[Data records]
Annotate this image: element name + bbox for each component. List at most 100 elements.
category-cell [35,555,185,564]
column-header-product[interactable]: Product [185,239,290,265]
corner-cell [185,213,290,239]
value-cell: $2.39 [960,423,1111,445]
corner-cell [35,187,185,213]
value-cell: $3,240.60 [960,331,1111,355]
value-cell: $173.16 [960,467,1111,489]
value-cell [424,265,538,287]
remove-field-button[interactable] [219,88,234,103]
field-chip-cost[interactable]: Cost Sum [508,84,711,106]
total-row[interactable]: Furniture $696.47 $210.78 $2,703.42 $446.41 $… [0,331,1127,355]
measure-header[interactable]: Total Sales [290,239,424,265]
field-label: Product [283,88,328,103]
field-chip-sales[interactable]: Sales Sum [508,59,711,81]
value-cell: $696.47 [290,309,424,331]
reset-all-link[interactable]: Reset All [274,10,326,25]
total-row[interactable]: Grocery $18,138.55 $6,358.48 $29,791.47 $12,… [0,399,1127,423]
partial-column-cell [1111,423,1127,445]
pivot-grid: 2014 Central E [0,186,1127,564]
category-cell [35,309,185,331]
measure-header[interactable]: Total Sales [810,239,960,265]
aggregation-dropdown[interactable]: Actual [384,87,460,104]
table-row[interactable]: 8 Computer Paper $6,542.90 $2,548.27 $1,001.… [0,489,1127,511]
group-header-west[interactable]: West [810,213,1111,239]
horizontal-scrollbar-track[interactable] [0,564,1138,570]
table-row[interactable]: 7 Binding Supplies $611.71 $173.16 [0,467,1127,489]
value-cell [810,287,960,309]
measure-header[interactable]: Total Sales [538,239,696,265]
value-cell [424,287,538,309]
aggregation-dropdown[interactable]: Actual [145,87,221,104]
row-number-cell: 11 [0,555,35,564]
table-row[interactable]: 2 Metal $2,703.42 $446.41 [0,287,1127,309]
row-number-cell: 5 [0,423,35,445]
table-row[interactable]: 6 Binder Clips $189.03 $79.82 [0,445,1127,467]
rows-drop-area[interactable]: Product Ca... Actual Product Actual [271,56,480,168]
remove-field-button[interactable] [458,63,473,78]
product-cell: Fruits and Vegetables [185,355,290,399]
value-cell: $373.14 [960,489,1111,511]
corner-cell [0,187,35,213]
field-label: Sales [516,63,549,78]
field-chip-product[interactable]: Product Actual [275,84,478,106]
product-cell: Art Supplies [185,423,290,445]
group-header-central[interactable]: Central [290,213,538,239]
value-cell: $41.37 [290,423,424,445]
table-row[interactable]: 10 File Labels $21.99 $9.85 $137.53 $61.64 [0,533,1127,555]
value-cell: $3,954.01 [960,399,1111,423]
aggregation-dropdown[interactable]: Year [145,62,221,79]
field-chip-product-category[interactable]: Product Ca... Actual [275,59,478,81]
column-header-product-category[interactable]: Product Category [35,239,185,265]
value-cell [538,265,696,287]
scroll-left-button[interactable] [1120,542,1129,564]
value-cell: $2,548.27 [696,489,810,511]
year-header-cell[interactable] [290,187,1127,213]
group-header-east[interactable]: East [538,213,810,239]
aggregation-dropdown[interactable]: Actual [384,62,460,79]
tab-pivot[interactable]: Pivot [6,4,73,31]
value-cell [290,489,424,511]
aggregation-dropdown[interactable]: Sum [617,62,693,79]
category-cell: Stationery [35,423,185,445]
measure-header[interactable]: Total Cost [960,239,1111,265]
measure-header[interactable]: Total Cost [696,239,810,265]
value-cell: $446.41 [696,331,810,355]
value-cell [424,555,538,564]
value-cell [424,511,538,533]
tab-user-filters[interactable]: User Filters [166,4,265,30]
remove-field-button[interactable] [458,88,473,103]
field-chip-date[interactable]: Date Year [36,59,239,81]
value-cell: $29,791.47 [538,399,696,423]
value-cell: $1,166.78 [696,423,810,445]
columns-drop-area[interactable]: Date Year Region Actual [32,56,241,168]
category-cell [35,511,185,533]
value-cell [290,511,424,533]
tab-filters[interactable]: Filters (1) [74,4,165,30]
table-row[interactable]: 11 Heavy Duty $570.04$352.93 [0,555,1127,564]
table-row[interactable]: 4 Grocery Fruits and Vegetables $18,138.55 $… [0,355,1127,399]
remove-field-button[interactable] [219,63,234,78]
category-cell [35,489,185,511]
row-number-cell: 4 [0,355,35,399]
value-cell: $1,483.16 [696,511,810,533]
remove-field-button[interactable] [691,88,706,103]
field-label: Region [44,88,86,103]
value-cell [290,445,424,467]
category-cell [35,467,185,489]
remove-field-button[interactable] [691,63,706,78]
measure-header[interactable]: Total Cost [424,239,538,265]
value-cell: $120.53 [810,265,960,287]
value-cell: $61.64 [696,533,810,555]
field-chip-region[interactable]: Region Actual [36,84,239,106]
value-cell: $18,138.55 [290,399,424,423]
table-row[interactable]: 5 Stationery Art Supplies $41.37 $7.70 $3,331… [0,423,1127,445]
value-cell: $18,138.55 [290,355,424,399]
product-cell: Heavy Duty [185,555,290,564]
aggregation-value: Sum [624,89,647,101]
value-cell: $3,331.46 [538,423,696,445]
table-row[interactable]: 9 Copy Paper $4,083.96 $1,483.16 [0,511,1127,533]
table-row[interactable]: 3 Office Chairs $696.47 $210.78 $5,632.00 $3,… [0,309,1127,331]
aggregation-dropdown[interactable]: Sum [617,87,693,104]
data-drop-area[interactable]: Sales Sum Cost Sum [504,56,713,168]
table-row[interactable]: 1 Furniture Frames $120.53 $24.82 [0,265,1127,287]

## TO BE DONE
Which lines of the material contain the string "number", with case counting? Report each of those lines in full.

## TASK ANSWER
row-number-cell: 11 [0,555,35,564]
row-number-cell: 5 [0,423,35,445]
row-number-cell: 4 [0,355,35,399]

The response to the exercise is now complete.